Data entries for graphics

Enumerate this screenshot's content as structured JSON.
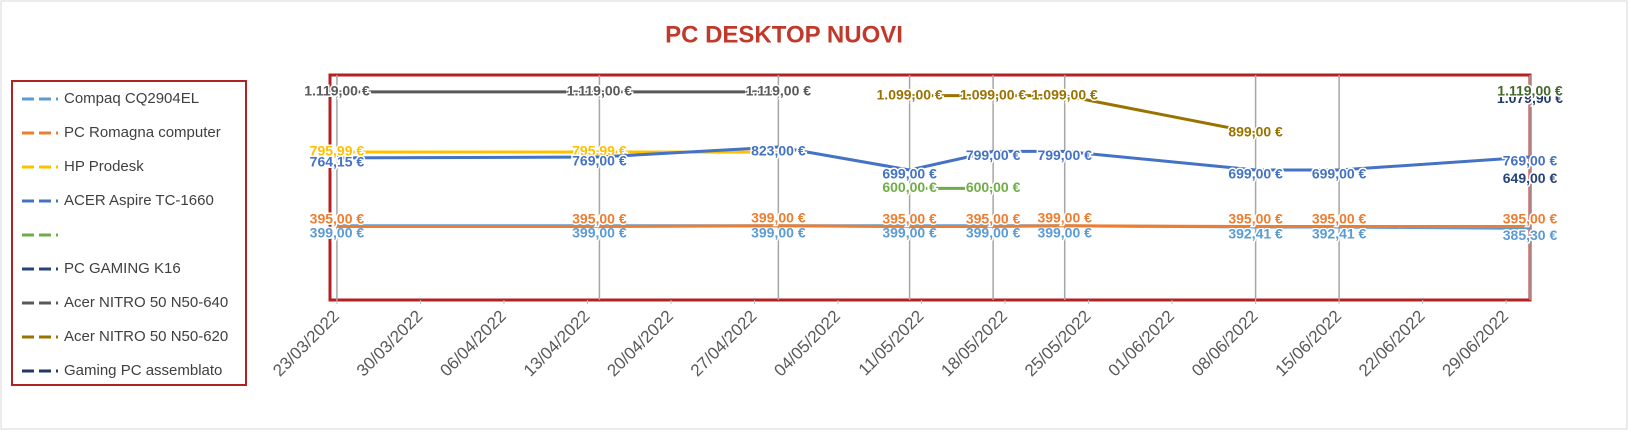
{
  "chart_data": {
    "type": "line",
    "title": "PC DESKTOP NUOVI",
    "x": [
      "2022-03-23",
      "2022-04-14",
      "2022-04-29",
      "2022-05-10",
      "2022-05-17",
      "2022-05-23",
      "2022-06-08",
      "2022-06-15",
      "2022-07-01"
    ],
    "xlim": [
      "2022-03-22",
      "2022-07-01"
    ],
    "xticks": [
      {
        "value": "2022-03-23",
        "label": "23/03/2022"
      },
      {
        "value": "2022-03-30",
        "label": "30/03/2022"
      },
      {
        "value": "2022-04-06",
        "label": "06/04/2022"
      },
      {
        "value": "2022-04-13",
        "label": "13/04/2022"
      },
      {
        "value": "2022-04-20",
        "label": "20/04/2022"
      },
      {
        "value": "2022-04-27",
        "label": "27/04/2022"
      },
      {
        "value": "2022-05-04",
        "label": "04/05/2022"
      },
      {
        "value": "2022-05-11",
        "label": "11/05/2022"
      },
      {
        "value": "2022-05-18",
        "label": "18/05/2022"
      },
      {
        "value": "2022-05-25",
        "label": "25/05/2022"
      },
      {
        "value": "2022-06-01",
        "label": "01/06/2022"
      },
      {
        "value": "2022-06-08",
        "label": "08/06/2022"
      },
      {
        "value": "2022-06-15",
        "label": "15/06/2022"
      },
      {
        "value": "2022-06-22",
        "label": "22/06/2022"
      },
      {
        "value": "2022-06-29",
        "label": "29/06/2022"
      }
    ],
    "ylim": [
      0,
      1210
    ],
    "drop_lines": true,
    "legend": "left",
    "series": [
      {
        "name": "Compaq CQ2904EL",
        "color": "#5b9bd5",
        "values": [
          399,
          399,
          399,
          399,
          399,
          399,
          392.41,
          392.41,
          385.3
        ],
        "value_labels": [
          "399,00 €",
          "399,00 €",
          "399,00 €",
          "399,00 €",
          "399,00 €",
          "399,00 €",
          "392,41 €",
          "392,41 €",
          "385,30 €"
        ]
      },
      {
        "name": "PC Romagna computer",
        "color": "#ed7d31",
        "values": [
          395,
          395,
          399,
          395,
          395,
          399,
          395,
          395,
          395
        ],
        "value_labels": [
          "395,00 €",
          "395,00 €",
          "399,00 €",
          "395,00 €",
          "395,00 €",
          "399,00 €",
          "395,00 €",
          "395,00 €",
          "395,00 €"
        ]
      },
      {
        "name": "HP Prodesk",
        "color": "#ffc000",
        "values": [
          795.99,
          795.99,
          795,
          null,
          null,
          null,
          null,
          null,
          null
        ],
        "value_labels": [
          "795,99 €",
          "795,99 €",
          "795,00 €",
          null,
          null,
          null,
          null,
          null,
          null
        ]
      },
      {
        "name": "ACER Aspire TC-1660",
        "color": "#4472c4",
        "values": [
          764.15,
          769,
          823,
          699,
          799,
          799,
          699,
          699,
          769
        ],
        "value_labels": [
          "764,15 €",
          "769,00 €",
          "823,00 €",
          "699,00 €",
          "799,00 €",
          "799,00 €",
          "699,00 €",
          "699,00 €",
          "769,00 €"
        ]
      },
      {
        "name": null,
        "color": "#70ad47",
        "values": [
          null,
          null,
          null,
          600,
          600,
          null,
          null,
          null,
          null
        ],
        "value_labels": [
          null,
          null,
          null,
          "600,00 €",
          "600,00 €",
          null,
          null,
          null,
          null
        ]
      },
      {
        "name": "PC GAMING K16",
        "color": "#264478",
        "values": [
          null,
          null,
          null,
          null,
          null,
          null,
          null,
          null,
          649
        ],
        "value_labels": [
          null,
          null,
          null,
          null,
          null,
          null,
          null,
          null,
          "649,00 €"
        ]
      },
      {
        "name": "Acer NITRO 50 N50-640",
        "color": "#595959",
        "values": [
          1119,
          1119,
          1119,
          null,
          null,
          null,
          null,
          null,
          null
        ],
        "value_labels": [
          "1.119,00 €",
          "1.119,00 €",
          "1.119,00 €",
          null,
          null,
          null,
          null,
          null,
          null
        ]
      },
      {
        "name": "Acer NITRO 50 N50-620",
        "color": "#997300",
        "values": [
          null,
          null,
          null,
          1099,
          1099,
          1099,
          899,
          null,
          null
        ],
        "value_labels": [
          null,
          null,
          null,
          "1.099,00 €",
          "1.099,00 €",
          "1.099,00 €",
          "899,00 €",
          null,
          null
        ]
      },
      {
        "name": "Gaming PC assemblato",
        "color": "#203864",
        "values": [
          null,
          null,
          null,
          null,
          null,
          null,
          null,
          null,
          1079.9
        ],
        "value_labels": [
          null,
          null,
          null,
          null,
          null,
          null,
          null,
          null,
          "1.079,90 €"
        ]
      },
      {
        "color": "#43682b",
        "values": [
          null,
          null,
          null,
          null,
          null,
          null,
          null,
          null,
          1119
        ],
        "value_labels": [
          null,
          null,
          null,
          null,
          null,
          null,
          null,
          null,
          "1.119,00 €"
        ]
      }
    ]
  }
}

---

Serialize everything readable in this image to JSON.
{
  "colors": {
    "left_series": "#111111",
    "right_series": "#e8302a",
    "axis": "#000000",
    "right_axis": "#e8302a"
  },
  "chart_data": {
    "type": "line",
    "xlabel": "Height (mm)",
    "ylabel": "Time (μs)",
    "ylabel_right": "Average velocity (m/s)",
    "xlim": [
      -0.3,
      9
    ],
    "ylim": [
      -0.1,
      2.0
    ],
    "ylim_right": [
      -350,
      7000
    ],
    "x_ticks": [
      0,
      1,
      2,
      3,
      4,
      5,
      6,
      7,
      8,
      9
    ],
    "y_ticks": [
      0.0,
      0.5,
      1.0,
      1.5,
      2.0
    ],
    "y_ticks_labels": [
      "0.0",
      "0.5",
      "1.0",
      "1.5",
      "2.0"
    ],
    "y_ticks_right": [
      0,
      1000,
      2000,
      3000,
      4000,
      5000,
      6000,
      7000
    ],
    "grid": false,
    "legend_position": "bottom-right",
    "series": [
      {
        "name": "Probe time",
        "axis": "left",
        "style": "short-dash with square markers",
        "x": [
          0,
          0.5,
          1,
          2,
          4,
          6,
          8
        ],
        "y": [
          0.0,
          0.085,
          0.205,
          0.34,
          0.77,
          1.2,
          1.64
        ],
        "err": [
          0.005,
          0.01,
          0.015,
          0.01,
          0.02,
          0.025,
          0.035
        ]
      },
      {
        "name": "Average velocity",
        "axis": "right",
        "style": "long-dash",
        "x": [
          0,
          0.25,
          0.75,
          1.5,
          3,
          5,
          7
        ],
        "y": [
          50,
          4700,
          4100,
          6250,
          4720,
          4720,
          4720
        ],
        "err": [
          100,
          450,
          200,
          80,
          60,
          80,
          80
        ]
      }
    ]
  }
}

--

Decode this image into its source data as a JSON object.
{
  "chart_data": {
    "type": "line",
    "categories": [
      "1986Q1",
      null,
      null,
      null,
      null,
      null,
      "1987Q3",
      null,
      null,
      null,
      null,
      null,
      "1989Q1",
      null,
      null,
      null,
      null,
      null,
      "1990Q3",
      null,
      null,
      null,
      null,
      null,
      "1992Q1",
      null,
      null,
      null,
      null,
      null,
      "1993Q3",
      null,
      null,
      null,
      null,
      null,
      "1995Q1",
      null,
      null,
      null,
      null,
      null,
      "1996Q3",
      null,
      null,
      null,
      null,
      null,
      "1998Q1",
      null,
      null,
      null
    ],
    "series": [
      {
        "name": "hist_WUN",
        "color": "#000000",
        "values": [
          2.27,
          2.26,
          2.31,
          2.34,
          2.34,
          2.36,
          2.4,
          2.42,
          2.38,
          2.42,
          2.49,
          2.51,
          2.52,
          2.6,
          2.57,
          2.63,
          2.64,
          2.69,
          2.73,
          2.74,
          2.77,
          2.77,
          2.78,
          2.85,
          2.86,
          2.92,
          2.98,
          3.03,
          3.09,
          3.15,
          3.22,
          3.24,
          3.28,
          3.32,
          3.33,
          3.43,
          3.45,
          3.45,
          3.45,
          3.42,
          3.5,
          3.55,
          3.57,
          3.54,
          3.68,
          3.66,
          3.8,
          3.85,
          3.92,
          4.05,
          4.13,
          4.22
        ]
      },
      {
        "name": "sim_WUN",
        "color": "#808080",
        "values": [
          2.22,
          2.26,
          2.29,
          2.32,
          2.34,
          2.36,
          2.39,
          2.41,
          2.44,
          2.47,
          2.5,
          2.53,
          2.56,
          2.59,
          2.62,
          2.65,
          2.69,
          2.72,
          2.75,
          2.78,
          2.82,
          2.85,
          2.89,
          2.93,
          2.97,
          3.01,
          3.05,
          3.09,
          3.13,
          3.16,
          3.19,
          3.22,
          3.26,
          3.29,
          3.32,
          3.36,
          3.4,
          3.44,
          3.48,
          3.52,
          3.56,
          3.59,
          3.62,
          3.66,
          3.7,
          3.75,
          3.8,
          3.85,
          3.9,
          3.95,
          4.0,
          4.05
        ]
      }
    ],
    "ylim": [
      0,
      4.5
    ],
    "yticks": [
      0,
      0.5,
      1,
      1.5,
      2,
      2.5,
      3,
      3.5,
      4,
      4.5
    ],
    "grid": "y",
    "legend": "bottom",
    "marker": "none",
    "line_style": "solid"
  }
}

Goal – Return every line containing "dash".

Solution for this exercise –
        "style": "short-dash with square markers",
        "style": "long-dash",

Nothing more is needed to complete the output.